SET TASK: Gather all lines with "subject" from the records.

SOURCE DATA:
## start
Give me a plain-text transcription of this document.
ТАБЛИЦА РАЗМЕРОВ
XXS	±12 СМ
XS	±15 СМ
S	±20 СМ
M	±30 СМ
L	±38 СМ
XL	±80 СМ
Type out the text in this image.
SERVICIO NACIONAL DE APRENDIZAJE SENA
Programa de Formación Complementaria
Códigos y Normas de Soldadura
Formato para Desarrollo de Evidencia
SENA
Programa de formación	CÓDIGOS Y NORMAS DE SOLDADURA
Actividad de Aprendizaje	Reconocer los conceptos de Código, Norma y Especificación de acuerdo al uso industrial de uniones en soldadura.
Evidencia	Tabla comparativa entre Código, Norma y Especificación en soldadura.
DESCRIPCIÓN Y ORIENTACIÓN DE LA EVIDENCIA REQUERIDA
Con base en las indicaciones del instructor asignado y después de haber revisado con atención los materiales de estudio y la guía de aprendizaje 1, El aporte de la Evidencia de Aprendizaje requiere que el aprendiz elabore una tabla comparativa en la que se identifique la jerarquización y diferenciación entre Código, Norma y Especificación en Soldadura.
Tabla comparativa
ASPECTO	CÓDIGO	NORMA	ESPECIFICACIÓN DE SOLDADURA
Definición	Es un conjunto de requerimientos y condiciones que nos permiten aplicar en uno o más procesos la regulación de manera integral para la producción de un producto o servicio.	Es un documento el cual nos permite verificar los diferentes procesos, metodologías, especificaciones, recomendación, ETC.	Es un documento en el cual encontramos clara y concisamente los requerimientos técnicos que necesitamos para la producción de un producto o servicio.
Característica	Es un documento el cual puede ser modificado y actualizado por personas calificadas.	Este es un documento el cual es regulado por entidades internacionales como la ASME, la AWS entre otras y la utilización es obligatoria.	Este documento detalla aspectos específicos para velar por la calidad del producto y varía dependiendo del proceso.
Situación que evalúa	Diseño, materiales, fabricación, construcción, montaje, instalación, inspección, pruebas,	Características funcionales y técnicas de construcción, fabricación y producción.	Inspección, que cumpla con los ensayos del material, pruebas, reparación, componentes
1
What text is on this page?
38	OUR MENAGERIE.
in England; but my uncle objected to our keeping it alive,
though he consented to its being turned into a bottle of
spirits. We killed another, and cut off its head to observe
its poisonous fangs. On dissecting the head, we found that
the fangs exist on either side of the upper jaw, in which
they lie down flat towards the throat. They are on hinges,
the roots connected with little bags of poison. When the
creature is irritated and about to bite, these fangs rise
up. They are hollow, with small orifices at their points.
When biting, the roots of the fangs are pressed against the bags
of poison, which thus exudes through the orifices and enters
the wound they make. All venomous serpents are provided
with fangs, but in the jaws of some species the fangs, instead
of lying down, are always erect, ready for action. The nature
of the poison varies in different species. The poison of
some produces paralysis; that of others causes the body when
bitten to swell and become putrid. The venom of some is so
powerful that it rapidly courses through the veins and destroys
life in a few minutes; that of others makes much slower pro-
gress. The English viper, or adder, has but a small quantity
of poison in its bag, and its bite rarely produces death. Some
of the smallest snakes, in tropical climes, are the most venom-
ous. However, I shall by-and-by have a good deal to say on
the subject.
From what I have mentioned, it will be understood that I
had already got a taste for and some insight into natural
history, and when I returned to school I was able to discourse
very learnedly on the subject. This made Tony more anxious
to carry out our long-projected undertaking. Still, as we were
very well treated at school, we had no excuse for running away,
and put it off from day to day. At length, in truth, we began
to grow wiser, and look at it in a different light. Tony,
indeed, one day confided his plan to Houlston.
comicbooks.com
## end
PROBLEM SOLUTION:
the subject.
very learnedly on the subject. This made Tony more anxious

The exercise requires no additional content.